Extract every line below that contains the word "трубопроводов".

DATA FOR PROCESSING start

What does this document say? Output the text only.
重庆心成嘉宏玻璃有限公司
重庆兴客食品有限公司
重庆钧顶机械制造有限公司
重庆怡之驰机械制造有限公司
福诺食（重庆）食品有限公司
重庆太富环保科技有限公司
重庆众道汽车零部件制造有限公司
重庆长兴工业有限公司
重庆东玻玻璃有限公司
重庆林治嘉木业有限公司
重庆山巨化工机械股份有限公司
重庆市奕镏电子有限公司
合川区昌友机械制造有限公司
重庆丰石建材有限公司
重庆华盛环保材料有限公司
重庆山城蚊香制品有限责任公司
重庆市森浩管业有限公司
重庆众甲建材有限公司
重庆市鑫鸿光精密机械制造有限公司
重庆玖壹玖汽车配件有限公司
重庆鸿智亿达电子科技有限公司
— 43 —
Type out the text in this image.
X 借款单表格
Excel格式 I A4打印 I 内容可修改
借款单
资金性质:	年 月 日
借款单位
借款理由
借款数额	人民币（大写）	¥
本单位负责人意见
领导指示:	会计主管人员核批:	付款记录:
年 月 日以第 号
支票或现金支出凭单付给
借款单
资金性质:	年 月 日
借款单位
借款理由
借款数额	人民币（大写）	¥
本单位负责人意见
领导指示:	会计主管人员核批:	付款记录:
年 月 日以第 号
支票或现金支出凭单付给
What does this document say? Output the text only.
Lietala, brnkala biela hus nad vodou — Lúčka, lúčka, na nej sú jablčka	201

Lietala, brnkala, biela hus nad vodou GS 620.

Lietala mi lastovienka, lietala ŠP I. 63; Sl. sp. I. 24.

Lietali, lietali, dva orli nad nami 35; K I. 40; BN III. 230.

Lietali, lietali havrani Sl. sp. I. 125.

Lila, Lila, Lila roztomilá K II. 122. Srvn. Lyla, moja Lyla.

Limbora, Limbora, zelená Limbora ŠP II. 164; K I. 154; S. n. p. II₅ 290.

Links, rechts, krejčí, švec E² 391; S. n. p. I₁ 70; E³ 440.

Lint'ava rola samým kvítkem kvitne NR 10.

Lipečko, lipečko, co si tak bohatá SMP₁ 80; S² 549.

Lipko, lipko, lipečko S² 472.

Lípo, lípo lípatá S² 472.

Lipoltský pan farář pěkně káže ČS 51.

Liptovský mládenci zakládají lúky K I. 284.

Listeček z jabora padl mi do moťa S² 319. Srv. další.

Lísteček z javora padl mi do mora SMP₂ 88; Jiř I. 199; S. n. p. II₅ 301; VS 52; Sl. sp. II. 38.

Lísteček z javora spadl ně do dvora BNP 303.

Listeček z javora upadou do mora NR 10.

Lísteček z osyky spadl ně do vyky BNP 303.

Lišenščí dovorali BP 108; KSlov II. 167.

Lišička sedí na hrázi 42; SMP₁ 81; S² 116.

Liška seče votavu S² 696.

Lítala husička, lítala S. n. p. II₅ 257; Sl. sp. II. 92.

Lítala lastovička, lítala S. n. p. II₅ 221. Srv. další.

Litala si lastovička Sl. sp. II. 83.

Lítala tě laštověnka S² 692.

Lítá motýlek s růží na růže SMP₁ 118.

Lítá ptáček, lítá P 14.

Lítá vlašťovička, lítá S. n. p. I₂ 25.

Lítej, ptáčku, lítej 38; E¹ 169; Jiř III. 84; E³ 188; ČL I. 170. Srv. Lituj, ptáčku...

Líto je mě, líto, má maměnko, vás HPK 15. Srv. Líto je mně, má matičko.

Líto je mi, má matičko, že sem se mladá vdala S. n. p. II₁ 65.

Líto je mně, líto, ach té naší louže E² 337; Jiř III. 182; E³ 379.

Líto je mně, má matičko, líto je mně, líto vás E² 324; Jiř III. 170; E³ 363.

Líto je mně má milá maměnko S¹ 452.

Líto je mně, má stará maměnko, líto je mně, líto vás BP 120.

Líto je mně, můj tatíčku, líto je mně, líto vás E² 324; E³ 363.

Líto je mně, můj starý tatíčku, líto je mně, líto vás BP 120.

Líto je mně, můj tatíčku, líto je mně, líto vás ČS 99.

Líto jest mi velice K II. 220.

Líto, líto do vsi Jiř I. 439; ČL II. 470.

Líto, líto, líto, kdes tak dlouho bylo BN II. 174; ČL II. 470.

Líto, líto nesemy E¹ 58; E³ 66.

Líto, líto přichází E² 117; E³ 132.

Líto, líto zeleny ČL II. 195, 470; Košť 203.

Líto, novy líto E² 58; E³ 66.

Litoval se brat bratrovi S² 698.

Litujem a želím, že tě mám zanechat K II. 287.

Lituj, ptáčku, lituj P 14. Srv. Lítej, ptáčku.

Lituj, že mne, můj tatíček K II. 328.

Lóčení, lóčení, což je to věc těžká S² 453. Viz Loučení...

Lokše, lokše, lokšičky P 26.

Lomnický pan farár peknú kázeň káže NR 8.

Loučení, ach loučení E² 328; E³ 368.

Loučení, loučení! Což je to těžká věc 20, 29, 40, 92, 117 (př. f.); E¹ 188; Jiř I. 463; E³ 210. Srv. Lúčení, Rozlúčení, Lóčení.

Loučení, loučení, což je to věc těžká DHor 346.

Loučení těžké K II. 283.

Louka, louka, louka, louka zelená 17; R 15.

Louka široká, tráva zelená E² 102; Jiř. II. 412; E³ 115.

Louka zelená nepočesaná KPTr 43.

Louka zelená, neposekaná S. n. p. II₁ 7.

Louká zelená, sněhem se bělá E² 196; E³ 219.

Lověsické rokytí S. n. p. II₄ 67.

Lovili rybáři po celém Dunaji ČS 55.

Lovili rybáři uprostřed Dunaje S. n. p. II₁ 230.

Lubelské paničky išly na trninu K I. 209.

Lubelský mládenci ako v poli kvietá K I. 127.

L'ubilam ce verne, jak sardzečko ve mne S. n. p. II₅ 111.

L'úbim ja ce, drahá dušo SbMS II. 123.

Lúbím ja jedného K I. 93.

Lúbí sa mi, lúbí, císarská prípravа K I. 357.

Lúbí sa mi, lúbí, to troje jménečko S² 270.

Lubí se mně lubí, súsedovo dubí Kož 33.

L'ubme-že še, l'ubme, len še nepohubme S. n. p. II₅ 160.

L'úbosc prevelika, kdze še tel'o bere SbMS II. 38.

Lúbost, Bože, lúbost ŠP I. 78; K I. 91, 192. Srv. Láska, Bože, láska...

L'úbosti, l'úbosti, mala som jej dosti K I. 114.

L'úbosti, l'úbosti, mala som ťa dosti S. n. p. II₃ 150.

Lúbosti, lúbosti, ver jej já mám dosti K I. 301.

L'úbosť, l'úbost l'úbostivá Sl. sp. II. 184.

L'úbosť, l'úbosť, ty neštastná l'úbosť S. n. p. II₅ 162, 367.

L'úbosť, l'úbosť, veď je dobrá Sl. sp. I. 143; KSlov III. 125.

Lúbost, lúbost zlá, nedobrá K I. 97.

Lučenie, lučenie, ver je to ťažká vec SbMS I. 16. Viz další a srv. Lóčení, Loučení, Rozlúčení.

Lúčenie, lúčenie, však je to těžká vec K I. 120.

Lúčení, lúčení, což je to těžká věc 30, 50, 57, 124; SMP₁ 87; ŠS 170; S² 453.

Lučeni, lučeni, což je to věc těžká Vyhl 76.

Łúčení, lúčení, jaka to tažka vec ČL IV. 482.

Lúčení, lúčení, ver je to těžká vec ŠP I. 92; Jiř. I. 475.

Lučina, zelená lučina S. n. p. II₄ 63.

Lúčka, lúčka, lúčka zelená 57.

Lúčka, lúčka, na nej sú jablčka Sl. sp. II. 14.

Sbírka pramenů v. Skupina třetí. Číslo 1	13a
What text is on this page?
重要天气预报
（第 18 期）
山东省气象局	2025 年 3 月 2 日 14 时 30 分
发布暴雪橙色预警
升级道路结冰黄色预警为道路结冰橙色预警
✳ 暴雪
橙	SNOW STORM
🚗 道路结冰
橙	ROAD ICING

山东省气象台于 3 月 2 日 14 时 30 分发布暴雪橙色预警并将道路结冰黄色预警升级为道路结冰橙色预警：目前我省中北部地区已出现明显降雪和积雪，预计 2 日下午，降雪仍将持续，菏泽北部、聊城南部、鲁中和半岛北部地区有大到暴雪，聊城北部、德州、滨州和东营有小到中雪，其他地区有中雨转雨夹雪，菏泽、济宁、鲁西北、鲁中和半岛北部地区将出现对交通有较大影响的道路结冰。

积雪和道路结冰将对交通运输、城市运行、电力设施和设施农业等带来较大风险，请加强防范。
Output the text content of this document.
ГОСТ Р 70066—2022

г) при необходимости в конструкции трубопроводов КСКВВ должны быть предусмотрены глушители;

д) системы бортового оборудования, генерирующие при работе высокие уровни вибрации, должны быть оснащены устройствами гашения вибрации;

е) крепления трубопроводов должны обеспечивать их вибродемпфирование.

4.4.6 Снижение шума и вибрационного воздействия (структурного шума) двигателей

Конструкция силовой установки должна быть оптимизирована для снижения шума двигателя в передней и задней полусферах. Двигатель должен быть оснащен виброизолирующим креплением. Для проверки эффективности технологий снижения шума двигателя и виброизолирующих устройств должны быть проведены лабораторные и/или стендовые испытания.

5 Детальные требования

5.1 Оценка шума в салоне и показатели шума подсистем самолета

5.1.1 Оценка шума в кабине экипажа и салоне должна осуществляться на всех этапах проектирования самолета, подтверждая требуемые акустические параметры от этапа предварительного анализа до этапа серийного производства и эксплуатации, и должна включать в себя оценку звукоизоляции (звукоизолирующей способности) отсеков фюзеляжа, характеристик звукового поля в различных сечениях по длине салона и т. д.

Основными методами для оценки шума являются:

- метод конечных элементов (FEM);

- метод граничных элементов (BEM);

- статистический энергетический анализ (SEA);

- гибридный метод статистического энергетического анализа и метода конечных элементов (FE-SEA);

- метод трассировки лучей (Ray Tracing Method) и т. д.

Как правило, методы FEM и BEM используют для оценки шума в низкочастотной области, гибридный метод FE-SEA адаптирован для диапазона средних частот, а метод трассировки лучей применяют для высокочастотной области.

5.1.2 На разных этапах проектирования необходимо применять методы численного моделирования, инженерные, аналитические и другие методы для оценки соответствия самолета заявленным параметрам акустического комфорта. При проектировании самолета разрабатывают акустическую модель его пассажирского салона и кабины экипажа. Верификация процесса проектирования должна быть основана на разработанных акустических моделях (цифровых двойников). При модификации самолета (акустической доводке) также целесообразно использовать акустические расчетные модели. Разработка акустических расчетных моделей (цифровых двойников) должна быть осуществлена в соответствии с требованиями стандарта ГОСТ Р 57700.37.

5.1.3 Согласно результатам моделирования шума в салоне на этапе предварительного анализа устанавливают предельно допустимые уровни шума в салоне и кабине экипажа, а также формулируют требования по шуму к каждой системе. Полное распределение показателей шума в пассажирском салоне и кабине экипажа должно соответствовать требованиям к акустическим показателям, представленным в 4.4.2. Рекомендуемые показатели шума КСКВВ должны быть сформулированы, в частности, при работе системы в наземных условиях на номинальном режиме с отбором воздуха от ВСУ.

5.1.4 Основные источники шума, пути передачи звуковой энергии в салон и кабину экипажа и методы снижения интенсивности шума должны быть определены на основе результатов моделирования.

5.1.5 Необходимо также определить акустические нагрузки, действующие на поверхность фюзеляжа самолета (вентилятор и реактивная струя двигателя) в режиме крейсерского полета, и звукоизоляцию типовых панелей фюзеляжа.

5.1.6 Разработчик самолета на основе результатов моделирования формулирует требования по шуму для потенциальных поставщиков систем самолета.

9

DATA FOR PROCESSING end

**FULL SOLUTION**
г) при необходимости в конструкции трубопроводов КСКВВ должны быть предусмотрены глушители;
е) крепления трубопроводов должны обеспечивать их вибродемпфирование.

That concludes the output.